Exercise details »
Reproduce the listing below character for character; drop every image.

Material provided »
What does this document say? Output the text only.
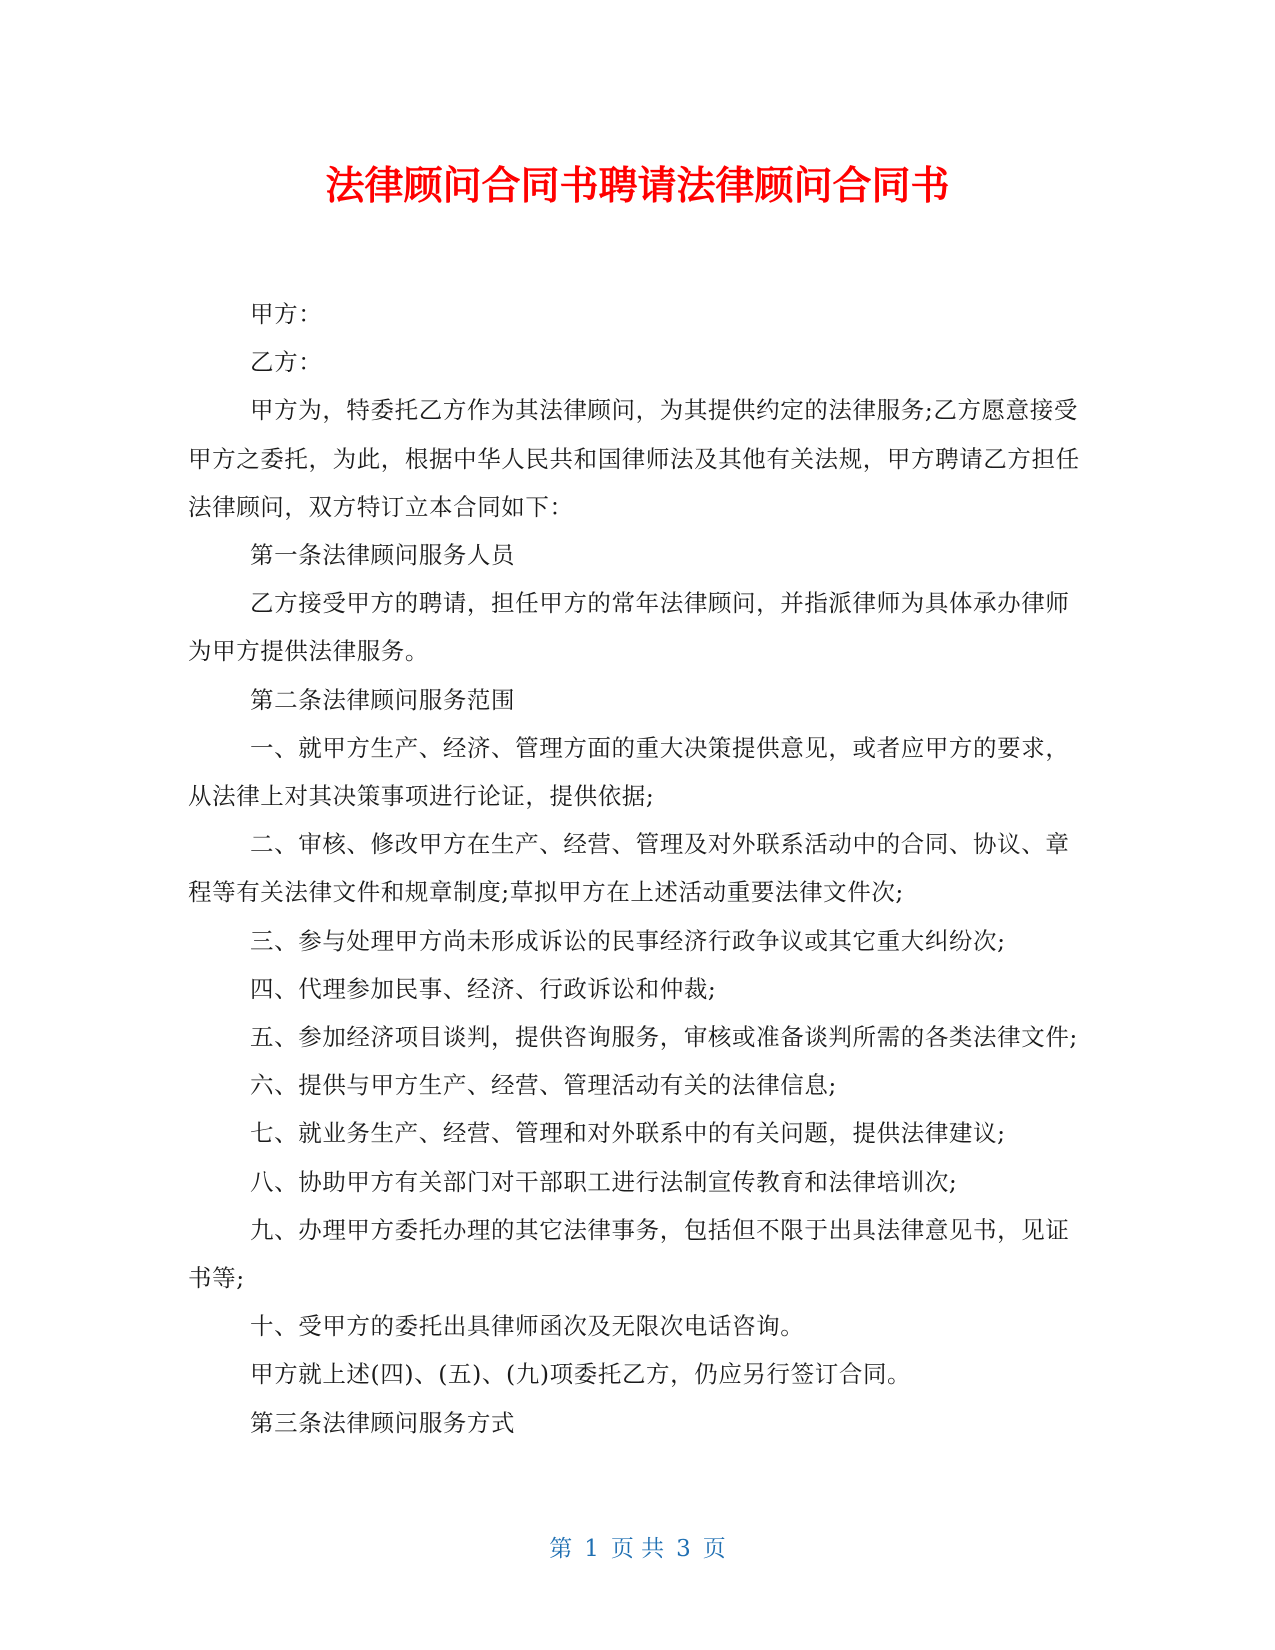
法律顾问合同书聘请法律顾问合同书

甲方：

乙方：

甲方为，特委托乙方作为其法律顾问，为其提供约定的法律服务;乙方愿意接受甲方之委托，为此，根据中华人民共和国律师法及其他有关法规，甲方聘请乙方担任法律顾问，双方特订立本合同如下：

第一条法律顾问服务人员

乙方接受甲方的聘请，担任甲方的常年法律顾问，并指派律师为具体承办律师为甲方提供法律服务。

第二条法律顾问服务范围

一、就甲方生产、经济、管理方面的重大决策提供意见，或者应甲方的要求，从法律上对其决策事项进行论证，提供依据;

二、审核、修改甲方在生产、经营、管理及对外联系活动中的合同、协议、章程等有关法律文件和规章制度;草拟甲方在上述活动重要法律文件次;

三、参与处理甲方尚未形成诉讼的民事经济行政争议或其它重大纠纷次;

四、代理参加民事、经济、行政诉讼和仲裁;

五、参加经济项目谈判，提供咨询服务，审核或准备谈判所需的各类法律文件;

六、提供与甲方生产、经营、管理活动有关的法律信息;

七、就业务生产、经营、管理和对外联系中的有关问题，提供法律建议;

八、协助甲方有关部门对干部职工进行法制宣传教育和法律培训次;

九、办理甲方委托办理的其它法律事务，包括但不限于出具法律意见书，见证书等;

十、受甲方的委托出具律师函次及无限次电话咨询。

甲方就上述(四)、(五)、(九)项委托乙方，仍应另行签订合同。

第三条法律顾问服务方式

第 1 页 共 3 页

Exercise answer »
What does this document say? Output the text only.
法律顾问合同书聘请法律顾问合同书

甲方：

乙方：

甲方为，特委托乙方作为其法律顾问，为其提供约定的法律服务;乙方愿意接受甲方之委托，为此，根据中华人民共和国律师法及其他有关法规，甲方聘请乙方担任法律顾问，双方特订立本合同如下：

第一条法律顾问服务人员

乙方接受甲方的聘请，担任甲方的常年法律顾问，并指派律师为具体承办律师为甲方提供法律服务。

第二条法律顾问服务范围

一、就甲方生产、经济、管理方面的重大决策提供意见，或者应甲方的要求，从法律上对其决策事项进行论证，提供依据;

二、审核、修改甲方在生产、经营、管理及对外联系活动中的合同、协议、章程等有关法律文件和规章制度;草拟甲方在上述活动重要法律文件次;

三、参与处理甲方尚未形成诉讼的民事经济行政争议或其它重大纠纷次;

四、代理参加民事、经济、行政诉讼和仲裁;

五、参加经济项目谈判，提供咨询服务，审核或准备谈判所需的各类法律文件;

六、提供与甲方生产、经营、管理活动有关的法律信息;

七、就业务生产、经营、管理和对外联系中的有关问题，提供法律建议;

八、协助甲方有关部门对干部职工进行法制宣传教育和法律培训次;

九、办理甲方委托办理的其它法律事务，包括但不限于出具法律意见书，见证书等;

十、受甲方的委托出具律师函次及无限次电话咨询。

甲方就上述(四)、(五)、(九)项委托乙方，仍应另行签订合同。

第三条法律顾问服务方式

第 1 页 共 3 页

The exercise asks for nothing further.